*Figure record extracts*.
━━━━━━━━━━━━━━━━━━━━━━━━━━━━━━
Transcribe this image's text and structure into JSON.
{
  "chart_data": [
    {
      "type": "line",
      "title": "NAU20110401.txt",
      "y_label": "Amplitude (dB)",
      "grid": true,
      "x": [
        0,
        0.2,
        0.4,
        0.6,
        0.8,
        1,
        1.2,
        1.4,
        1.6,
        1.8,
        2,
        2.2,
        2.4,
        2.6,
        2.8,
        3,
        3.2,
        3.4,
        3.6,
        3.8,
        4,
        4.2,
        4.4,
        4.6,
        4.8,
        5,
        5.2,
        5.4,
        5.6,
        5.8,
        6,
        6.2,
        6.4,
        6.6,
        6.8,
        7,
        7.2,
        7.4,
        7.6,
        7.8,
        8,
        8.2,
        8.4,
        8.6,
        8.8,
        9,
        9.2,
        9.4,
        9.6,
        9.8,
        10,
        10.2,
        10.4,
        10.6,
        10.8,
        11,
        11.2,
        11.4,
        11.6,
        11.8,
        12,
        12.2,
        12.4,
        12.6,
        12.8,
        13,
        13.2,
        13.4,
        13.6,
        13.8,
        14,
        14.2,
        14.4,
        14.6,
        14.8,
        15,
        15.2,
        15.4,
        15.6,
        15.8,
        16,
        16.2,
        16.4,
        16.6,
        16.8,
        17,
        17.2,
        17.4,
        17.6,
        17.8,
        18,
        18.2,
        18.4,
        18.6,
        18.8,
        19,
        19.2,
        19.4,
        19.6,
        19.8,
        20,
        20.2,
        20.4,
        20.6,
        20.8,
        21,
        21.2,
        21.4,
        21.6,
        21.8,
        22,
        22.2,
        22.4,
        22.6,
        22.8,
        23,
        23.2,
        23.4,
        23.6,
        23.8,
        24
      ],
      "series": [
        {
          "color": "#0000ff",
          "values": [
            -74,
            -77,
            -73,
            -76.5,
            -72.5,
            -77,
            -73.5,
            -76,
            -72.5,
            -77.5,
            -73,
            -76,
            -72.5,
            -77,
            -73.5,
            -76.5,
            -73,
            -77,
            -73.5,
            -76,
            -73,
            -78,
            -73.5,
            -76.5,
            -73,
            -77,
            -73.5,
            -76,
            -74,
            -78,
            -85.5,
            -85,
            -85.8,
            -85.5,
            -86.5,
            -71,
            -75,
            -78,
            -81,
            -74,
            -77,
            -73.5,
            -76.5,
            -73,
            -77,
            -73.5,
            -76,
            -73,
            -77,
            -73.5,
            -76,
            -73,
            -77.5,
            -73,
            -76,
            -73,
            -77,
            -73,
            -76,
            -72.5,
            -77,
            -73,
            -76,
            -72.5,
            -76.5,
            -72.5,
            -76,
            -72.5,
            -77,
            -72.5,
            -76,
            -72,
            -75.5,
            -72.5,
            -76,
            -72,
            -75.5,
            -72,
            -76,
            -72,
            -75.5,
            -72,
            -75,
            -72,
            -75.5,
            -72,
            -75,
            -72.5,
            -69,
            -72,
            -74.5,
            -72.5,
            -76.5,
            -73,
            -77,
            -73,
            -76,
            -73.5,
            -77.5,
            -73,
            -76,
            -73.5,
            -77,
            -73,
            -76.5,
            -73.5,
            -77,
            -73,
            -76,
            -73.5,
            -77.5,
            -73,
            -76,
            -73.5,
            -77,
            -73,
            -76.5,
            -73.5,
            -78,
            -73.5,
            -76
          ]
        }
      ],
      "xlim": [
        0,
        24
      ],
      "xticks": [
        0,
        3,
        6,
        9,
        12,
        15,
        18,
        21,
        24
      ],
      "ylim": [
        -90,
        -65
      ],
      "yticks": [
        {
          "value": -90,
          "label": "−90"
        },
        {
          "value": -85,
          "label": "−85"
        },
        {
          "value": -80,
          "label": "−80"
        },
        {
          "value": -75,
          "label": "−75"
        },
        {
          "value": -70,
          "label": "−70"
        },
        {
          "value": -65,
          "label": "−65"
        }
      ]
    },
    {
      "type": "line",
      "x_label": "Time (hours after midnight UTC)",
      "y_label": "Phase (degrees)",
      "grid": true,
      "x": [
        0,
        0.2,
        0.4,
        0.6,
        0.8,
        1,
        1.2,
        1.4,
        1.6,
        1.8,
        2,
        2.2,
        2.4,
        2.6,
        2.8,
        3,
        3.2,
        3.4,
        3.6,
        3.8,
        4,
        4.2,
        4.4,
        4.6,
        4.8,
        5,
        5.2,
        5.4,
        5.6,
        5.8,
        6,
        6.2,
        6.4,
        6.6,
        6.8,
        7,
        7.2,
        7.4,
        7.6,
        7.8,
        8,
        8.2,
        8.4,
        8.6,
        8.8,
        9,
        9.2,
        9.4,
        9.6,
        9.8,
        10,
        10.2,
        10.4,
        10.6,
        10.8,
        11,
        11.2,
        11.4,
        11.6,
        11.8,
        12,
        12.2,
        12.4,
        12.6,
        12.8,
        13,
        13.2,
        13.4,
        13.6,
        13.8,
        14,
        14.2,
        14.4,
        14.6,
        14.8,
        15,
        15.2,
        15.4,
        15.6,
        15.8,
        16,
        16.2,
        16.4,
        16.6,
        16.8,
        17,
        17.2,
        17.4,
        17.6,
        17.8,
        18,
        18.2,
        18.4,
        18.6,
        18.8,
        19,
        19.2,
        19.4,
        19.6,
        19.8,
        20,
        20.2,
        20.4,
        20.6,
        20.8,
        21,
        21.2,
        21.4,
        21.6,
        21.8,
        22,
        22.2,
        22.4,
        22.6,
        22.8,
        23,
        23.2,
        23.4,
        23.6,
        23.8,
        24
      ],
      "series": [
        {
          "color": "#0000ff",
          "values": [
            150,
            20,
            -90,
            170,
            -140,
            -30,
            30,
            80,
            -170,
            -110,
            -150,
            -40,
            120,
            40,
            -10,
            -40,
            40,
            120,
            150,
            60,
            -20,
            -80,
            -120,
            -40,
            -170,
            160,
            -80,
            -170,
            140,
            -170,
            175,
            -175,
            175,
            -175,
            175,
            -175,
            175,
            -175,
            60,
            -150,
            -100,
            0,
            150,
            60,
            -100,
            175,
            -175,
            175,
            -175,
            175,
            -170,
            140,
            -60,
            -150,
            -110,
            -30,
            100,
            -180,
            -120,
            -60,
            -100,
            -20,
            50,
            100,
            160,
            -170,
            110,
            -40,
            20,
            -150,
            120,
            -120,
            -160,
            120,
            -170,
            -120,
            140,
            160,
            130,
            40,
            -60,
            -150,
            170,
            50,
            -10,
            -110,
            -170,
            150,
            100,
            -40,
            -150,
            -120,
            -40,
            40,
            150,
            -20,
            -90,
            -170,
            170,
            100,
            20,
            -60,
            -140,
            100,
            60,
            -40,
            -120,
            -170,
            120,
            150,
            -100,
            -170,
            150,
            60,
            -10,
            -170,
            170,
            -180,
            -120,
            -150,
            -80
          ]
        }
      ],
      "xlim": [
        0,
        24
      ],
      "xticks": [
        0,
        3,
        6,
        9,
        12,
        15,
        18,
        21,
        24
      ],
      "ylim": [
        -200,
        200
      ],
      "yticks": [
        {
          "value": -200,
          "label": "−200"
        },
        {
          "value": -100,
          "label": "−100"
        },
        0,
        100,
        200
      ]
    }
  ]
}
━━━━━━━━━━━━━━━━━━━━━━━━━━━━━━
*STATED PROBLEM*. From the first line to the last, retype the data exactly.

*RESPONSE TO THE TASK*.
Transcribe this image's text and structure into JSON.
{
  "chart_data": [
    {
      "type": "line",
      "title": "NAU20110401.txt",
      "y_label": "Amplitude (dB)",
      "grid": true,
      "x": [
        0,
        0.2,
        0.4,
        0.6,
        0.8,
        1,
        1.2,
        1.4,
        1.6,
        1.8,
        2,
        2.2,
        2.4,
        2.6,
        2.8,
        3,
        3.2,
        3.4,
        3.6,
        3.8,
        4,
        4.2,
        4.4,
        4.6,
        4.8,
        5,
        5.2,
        5.4,
        5.6,
        5.8,
        6,
        6.2,
        6.4,
        6.6,
        6.8,
        7,
        7.2,
        7.4,
        7.6,
        7.8,
        8,
        8.2,
        8.4,
        8.6,
        8.8,
        9,
        9.2,
        9.4,
        9.6,
        9.8,
        10,
        10.2,
        10.4,
        10.6,
        10.8,
        11,
        11.2,
        11.4,
        11.6,
        11.8,
        12,
        12.2,
        12.4,
        12.6,
        12.8,
        13,
        13.2,
        13.4,
        13.6,
        13.8,
        14,
        14.2,
        14.4,
        14.6,
        14.8,
        15,
        15.2,
        15.4,
        15.6,
        15.8,
        16,
        16.2,
        16.4,
        16.6,
        16.8,
        17,
        17.2,
        17.4,
        17.6,
        17.8,
        18,
        18.2,
        18.4,
        18.6,
        18.8,
        19,
        19.2,
        19.4,
        19.6,
        19.8,
        20,
        20.2,
        20.4,
        20.6,
        20.8,
        21,
        21.2,
        21.4,
        21.6,
        21.8,
        22,
        22.2,
        22.4,
        22.6,
        22.8,
        23,
        23.2,
        23.4,
        23.6,
        23.8,
        24
      ],
      "series": [
        {
          "color": "#0000ff",
          "values": [
            -74,
            -77,
            -73,
            -76.5,
            -72.5,
            -77,
            -73.5,
            -76,
            -72.5,
            -77.5,
            -73,
            -76,
            -72.5,
            -77,
            -73.5,
            -76.5,
            -73,
            -77,
            -73.5,
            -76,
            -73,
            -78,
            -73.5,
            -76.5,
            -73,
            -77,
            -73.5,
            -76,
            -74,
            -78,
            -85.5,
            -85,
            -85.8,
            -85.5,
            -86.5,
            -71,
            -75,
            -78,
            -81,
            -74,
            -77,
            -73.5,
            -76.5,
            -73,
            -77,
            -73.5,
            -76,
            -73,
            -77,
            -73.5,
            -76,
            -73,
            -77.5,
            -73,
            -76,
            -73,
            -77,
            -73,
            -76,
            -72.5,
            -77,
            -73,
            -76,
            -72.5,
            -76.5,
            -72.5,
            -76,
            -72.5,
            -77,
            -72.5,
            -76,
            -72,
            -75.5,
            -72.5,
            -76,
            -72,
            -75.5,
            -72,
            -76,
            -72,
            -75.5,
            -72,
            -75,
            -72,
            -75.5,
            -72,
            -75,
            -72.5,
            -69,
            -72,
            -74.5,
            -72.5,
            -76.5,
            -73,
            -77,
            -73,
            -76,
            -73.5,
            -77.5,
            -73,
            -76,
            -73.5,
            -77,
            -73,
            -76.5,
            -73.5,
            -77,
            -73,
            -76,
            -73.5,
            -77.5,
            -73,
            -76,
            -73.5,
            -77,
            -73,
            -76.5,
            -73.5,
            -78,
            -73.5,
            -76
          ]
        }
      ],
      "xlim": [
        0,
        24
      ],
      "xticks": [
        0,
        3,
        6,
        9,
        12,
        15,
        18,
        21,
        24
      ],
      "ylim": [
        -90,
        -65
      ],
      "yticks": [
        {
          "value": -90,
          "label": "−90"
        },
        {
          "value": -85,
          "label": "−85"
        },
        {
          "value": -80,
          "label": "−80"
        },
        {
          "value": -75,
          "label": "−75"
        },
        {
          "value": -70,
          "label": "−70"
        },
        {
          "value": -65,
          "label": "−65"
        }
      ]
    },
    {
      "type": "line",
      "x_label": "Time (hours after midnight UTC)",
      "y_label": "Phase (degrees)",
      "grid": true,
      "x": [
        0,
        0.2,
        0.4,
        0.6,
        0.8,
        1,
        1.2,
        1.4,
        1.6,
        1.8,
        2,
        2.2,
        2.4,
        2.6,
        2.8,
        3,
        3.2,
        3.4,
        3.6,
        3.8,
        4,
        4.2,
        4.4,
        4.6,
        4.8,
        5,
        5.2,
        5.4,
        5.6,
        5.8,
        6,
        6.2,
        6.4,
        6.6,
        6.8,
        7,
        7.2,
        7.4,
        7.6,
        7.8,
        8,
        8.2,
        8.4,
        8.6,
        8.8,
        9,
        9.2,
        9.4,
        9.6,
        9.8,
        10,
        10.2,
        10.4,
        10.6,
        10.8,
        11,
        11.2,
        11.4,
        11.6,
        11.8,
        12,
        12.2,
        12.4,
        12.6,
        12.8,
        13,
        13.2,
        13.4,
        13.6,
        13.8,
        14,
        14.2,
        14.4,
        14.6,
        14.8,
        15,
        15.2,
        15.4,
        15.6,
        15.8,
        16,
        16.2,
        16.4,
        16.6,
        16.8,
        17,
        17.2,
        17.4,
        17.6,
        17.8,
        18,
        18.2,
        18.4,
        18.6,
        18.8,
        19,
        19.2,
        19.4,
        19.6,
        19.8,
        20,
        20.2,
        20.4,
        20.6,
        20.8,
        21,
        21.2,
        21.4,
        21.6,
        21.8,
        22,
        22.2,
        22.4,
        22.6,
        22.8,
        23,
        23.2,
        23.4,
        23.6,
        23.8,
        24
      ],
      "series": [
        {
          "color": "#0000ff",
          "values": [
            150,
            20,
            -90,
            170,
            -140,
            -30,
            30,
            80,
            -170,
            -110,
            -150,
            -40,
            120,
            40,
            -10,
            -40,
            40,
            120,
            150,
            60,
            -20,
            -80,
            -120,
            -40,
            -170,
            160,
            -80,
            -170,
            140,
            -170,
            175,
            -175,
            175,
            -175,
            175,
            -175,
            175,
            -175,
            60,
            -150,
            -100,
            0,
            150,
            60,
            -100,
            175,
            -175,
            175,
            -175,
            175,
            -170,
            140,
            -60,
            -150,
            -110,
            -30,
            100,
            -180,
            -120,
            -60,
            -100,
            -20,
            50,
            100,
            160,
            -170,
            110,
            -40,
            20,
            -150,
            120,
            -120,
            -160,
            120,
            -170,
            -120,
            140,
            160,
            130,
            40,
            -60,
            -150,
            170,
            50,
            -10,
            -110,
            -170,
            150,
            100,
            -40,
            -150,
            -120,
            -40,
            40,
            150,
            -20,
            -90,
            -170,
            170,
            100,
            20,
            -60,
            -140,
            100,
            60,
            -40,
            -120,
            -170,
            120,
            150,
            -100,
            -170,
            150,
            60,
            -10,
            -170,
            170,
            -180,
            -120,
            -150,
            -80
          ]
        }
      ],
      "xlim": [
        0,
        24
      ],
      "xticks": [
        0,
        3,
        6,
        9,
        12,
        15,
        18,
        21,
        24
      ],
      "ylim": [
        -200,
        200
      ],
      "yticks": [
        {
          "value": -200,
          "label": "−200"
        },
        {
          "value": -100,
          "label": "−100"
        },
        0,
        100,
        200
      ]
    }
  ]
}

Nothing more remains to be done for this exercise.